- [EXERCISE AIM]: Give every entry again, word for word and in full.

Stored data:
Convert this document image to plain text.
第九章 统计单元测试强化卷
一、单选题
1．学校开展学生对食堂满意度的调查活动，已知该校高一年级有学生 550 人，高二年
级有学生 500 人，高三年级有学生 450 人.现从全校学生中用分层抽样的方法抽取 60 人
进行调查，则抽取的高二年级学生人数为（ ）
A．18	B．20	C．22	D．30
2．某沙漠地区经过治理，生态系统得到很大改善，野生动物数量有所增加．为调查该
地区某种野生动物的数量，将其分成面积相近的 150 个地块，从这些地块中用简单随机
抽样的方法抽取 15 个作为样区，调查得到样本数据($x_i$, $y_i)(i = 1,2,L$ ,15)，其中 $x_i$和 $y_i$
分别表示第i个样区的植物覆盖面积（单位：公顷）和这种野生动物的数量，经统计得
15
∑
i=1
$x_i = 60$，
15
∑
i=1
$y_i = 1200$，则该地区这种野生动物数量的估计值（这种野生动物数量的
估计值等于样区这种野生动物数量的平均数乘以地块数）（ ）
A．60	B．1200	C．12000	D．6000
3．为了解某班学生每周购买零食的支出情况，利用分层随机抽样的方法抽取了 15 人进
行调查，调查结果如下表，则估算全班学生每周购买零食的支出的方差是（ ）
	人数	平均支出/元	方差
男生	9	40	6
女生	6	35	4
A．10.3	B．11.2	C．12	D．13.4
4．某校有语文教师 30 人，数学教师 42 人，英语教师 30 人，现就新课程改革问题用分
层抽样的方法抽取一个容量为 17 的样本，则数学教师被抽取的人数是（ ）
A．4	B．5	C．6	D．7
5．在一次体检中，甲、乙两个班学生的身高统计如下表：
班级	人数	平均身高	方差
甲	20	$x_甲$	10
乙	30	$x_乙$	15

- [REPLY]:
Convert this document image to plain text.
第九章 统计单元测试强化卷
一、单选题
1．学校开展学生对食堂满意度的调查活动，已知该校高一年级有学生 550 人，高二年
级有学生 500 人，高三年级有学生 450 人.现从全校学生中用分层抽样的方法抽取 60 人
进行调查，则抽取的高二年级学生人数为（ ）
A．18	B．20	C．22	D．30
2．某沙漠地区经过治理，生态系统得到很大改善，野生动物数量有所增加．为调查该
地区某种野生动物的数量，将其分成面积相近的 150 个地块，从这些地块中用简单随机
抽样的方法抽取 15 个作为样区，调查得到样本数据($x_i$, $y_i)(i = 1,2,L$ ,15)，其中 $x_i$和 $y_i$
分别表示第i个样区的植物覆盖面积（单位：公顷）和这种野生动物的数量，经统计得
15
∑
i=1
$x_i = 60$，
15
∑
i=1
$y_i = 1200$，则该地区这种野生动物数量的估计值（这种野生动物数量的
估计值等于样区这种野生动物数量的平均数乘以地块数）（ ）
A．60	B．1200	C．12000	D．6000
3．为了解某班学生每周购买零食的支出情况，利用分层随机抽样的方法抽取了 15 人进
行调查，调查结果如下表，则估算全班学生每周购买零食的支出的方差是（ ）
	人数	平均支出/元	方差
男生	9	40	6
女生	6	35	4
A．10.3	B．11.2	C．12	D．13.4
4．某校有语文教师 30 人，数学教师 42 人，英语教师 30 人，现就新课程改革问题用分
层抽样的方法抽取一个容量为 17 的样本，则数学教师被抽取的人数是（ ）
A．4	B．5	C．6	D．7
5．在一次体检中，甲、乙两个班学生的身高统计如下表：
班级	人数	平均身高	方差
甲	20	$x_甲$	10
乙	30	$x_乙$	15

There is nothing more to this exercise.